JOB 1: In the passage on decolonizing the curriculum, how long after India became a republic was Professor Biggar born?
JOB 2: In the entries, copy out word for word every line from the one containing "papizza-logo[interactable]: PAPIZZA STREET — [15, 654, 173, 712]" up to and including the one containing "intro-bold-text: ¡72 HORAS!".

* start TEXT TO READ *

Well, Professor Biggar can rest easy today, because I’ve done a bit of research for him. The professor will, I’m sure, be delighted to hear that University of York English Literature undergrads do in fact study Chaucer and Jane Austen – but also Toni Morrison, Tayeb Salih, and Ralph Ellison. You can study medieval lais alongside works that tackle homophobia; Shakespeare alongside European New Cinema; Renaissance writers, Romantic writers, and Modernist writers, but also feminist writers, race writers, and, yes, writers who wish to dissect the legacy of British colonialism.
Professor Biggar claims that the harms of the British Empire are casting an “imaginary guilt” over us, yet he was born just five years after India became a republic, following nearly two centuries of British exploitation. The fact that he thinks we have no ownership over this legacy is astounding to me. Us university students are, of course, living in a postcolonial period. It would be easy to say that we are completely removed from the harms that Britain committed in the past. I understand how unfair it can feel, I really do: how can we be guilty of crimes that happened before we were even born? But decolonising the curriculum isn’t designed to place guilt and blame on students, and it is definitely not designed to ‘get rid of all the classics’. Decolonisation isn’t about completely destroying the established canon of writers, it’s about trying to create a modicum of balance.

* end TEXT TO READ *
* start SOURCE DATA *

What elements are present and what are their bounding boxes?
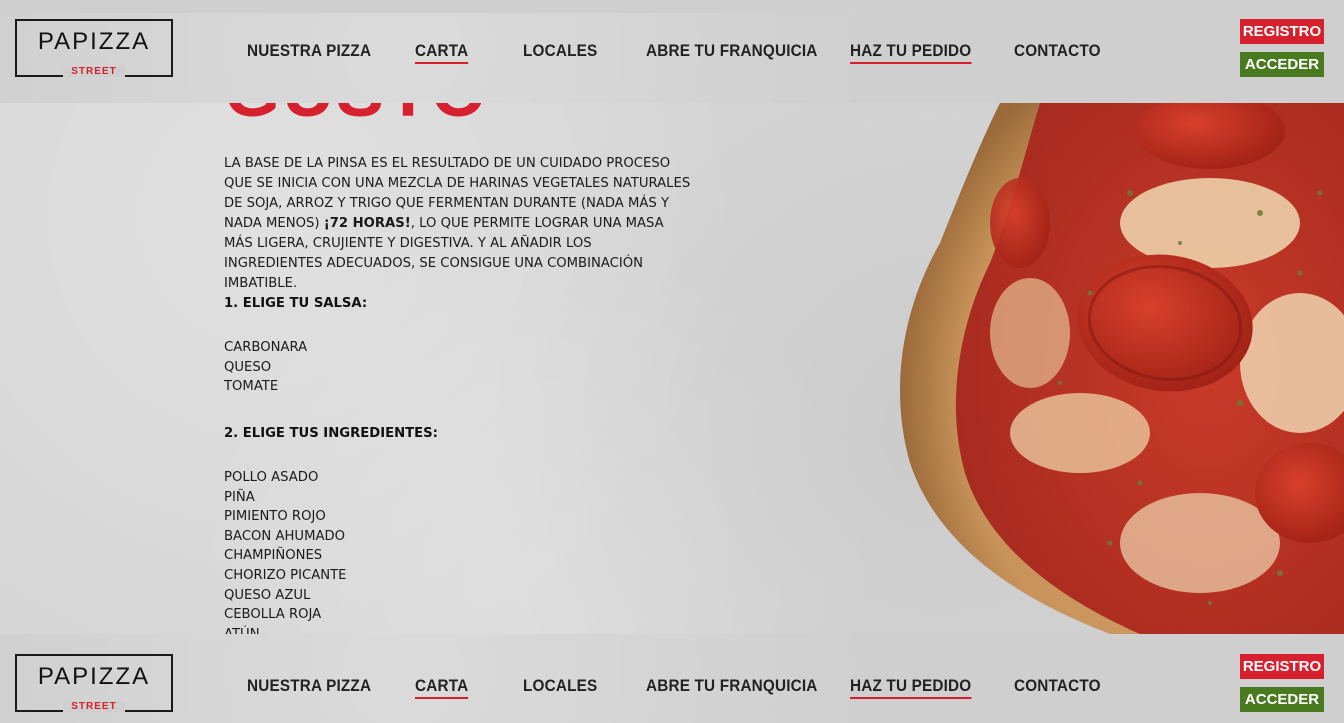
papizza-logo[interactable]: PAPIZZA STREET — [15, 654, 173, 712]
pizza-illustration — [900, 103, 1344, 634]
ingredient-item: BACON AHUMADO — [224, 528, 346, 544]
sauce-item: CARBONARA — [224, 340, 308, 355]
sauce-item: TOMATE — [224, 379, 279, 395]
ingredients-title: 2. ELIGE TUS INGREDIENTES: — [224, 426, 438, 441]
nav-abre-tu-franquicia[interactable]: ABRE TU FRANQUICIA — [646, 41, 818, 61]
nav-abre-tu-franquicia[interactable]: ABRE TU FRANQUICIA — [646, 676, 818, 696]
logo-text: PAPIZZA — [37, 27, 151, 55]
ingredient-item: CEBOLLA ROJA — [224, 607, 322, 623]
ingredients-list: POLLO ASADO PIÑA PIMIENTO ROJO BACON AHU… — [224, 468, 347, 634]
logo-subtext: STREET — [63, 700, 125, 712]
registro-button[interactable]: REGISTRO — [1240, 19, 1324, 44]
registro-button[interactable]: REGISTRO — [1240, 654, 1324, 679]
section-heading: GUSTO — [224, 103, 489, 129]
nav-haz-tu-pedido[interactable]: HAZ TU PEDIDO — [850, 676, 972, 699]
bottom-navbar: PAPIZZA STREET NUESTRA PIZZA CARTA LOCAL… — [0, 634, 1344, 723]
ingredient-item: CHAMPIÑONES — [224, 548, 323, 564]
acceder-button[interactable]: ACCEDER — [1240, 52, 1324, 77]
sauce-item: QUESO — [224, 359, 272, 375]
sauce-list: CARBONARA QUESO TOMATE — [224, 338, 307, 397]
nav-locales[interactable]: LOCALES — [523, 676, 597, 696]
intro-bold-text: ¡72 HORAS! — [323, 216, 411, 231]
nav-carta[interactable]: CARTA — [415, 41, 469, 64]
nav-nuestra-pizza[interactable]: NUESTRA PIZZA — [247, 41, 371, 61]
top-navbar: PAPIZZA STREET NUESTRA PIZZA CARTA LOCAL… — [0, 0, 1344, 103]
logo-text: PAPIZZA — [37, 662, 151, 690]
ingredient-item: POLLO ASADO — [224, 470, 319, 485]
pizza-image — [880, 103, 1344, 634]
intro-paragraph: LA BASE DE LA PINSA ES EL RESULTADO DE U… — [224, 154, 694, 294]
nav-carta[interactable]: CARTA — [415, 676, 469, 699]
ingredient-item: PIÑA — [224, 489, 255, 505]
heading-clip: GUSTO — [224, 103, 524, 129]
logo-subtext: STREET — [63, 65, 125, 77]
nav-locales[interactable]: LOCALES — [523, 41, 597, 61]
nav-nuestra-pizza[interactable]: NUESTRA PIZZA — [247, 676, 371, 696]
nav-haz-tu-pedido[interactable]: HAZ TU PEDIDO — [850, 41, 972, 64]
sauce-title: 1. ELIGE TU SALSA: — [224, 296, 368, 311]
papizza-logo[interactable]: PAPIZZA STREET — [15, 19, 173, 77]
ingredient-item: PIMIENTO ROJO — [224, 509, 326, 525]
acceder-button[interactable]: ACCEDER — [1240, 687, 1324, 712]
nav-contacto[interactable]: CONTACTO — [1014, 41, 1101, 61]
nav-contacto[interactable]: CONTACTO — [1014, 676, 1101, 696]
ingredient-item: QUESO AZUL — [224, 587, 311, 603]
ingredient-item: ATÚN — [224, 625, 347, 634]
ingredient-item: CHORIZO PICANTE — [224, 567, 347, 583]
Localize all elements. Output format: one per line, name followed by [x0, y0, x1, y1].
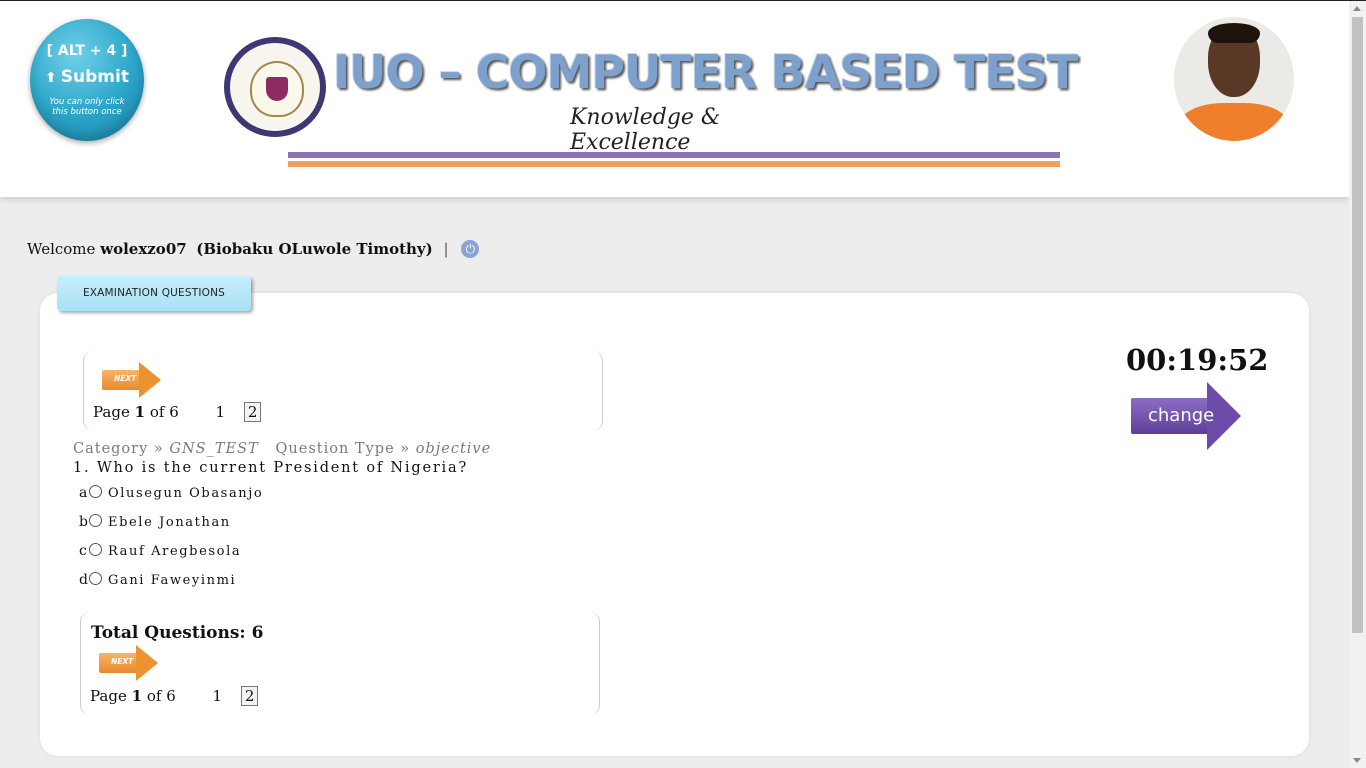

* end SOURCE DATA *

RESULT 1: Five years.

RESULT 2:
papizza-logo[interactable]: PAPIZZA STREET — [15, 654, 173, 712]
pizza-illustration — [900, 103, 1344, 634]
ingredient-item: BACON AHUMADO — [224, 528, 346, 544]
sauce-item: CARBONARA — [224, 340, 308, 355]
sauce-item: TOMATE — [224, 379, 279, 395]
ingredients-title: 2. ELIGE TUS INGREDIENTES: — [224, 426, 438, 441]
nav-abre-tu-franquicia[interactable]: ABRE TU FRANQUICIA — [646, 41, 818, 61]
nav-abre-tu-franquicia[interactable]: ABRE TU FRANQUICIA — [646, 676, 818, 696]
logo-text: PAPIZZA — [37, 27, 151, 55]
ingredient-item: CEBOLLA ROJA — [224, 607, 322, 623]
ingredients-list: POLLO ASADO PIÑA PIMIENTO ROJO BACON AHU… — [224, 468, 347, 634]
logo-subtext: STREET — [63, 700, 125, 712]
registro-button[interactable]: REGISTRO — [1240, 19, 1324, 44]
registro-button[interactable]: REGISTRO — [1240, 654, 1324, 679]
section-heading: GUSTO — [224, 103, 489, 129]
nav-haz-tu-pedido[interactable]: HAZ TU PEDIDO — [850, 676, 972, 699]
bottom-navbar: PAPIZZA STREET NUESTRA PIZZA CARTA LOCAL… — [0, 634, 1344, 723]
ingredient-item: CHAMPIÑONES — [224, 548, 323, 564]
acceder-button[interactable]: ACCEDER — [1240, 52, 1324, 77]
sauce-item: QUESO — [224, 359, 272, 375]
sauce-list: CARBONARA QUESO TOMATE — [224, 338, 307, 397]
nav-locales[interactable]: LOCALES — [523, 676, 597, 696]
intro-bold-text: ¡72 HORAS! — [323, 216, 411, 231]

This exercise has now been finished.